▶ [Goal of the exercise]: Extract all lines that hold "событие" from the records below.

----------

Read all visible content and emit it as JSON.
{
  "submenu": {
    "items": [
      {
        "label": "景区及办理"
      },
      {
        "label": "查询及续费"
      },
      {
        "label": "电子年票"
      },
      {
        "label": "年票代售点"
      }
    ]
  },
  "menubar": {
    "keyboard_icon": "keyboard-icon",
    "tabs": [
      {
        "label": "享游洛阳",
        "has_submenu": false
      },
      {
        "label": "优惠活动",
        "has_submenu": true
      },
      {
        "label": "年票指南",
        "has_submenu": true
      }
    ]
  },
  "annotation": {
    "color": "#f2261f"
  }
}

----------

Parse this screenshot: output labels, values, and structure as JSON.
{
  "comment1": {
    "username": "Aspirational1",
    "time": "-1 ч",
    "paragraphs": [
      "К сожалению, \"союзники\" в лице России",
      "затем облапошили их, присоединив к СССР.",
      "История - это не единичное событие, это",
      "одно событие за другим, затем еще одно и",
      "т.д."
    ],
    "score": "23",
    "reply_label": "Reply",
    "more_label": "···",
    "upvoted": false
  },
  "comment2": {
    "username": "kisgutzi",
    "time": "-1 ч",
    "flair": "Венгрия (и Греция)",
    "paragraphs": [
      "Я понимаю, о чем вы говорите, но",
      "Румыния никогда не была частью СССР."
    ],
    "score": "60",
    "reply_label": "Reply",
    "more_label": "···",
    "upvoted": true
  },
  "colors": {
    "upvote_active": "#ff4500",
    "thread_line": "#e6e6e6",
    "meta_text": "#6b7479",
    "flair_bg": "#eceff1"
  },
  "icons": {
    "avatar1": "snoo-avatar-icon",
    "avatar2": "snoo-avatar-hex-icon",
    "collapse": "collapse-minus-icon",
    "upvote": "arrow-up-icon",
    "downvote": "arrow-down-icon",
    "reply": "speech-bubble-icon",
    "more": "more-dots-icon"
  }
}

----------

▶ [Answer to the exercise]:
      "История - это не единичное событие, это",
      "одно событие за другим, затем еще одно и",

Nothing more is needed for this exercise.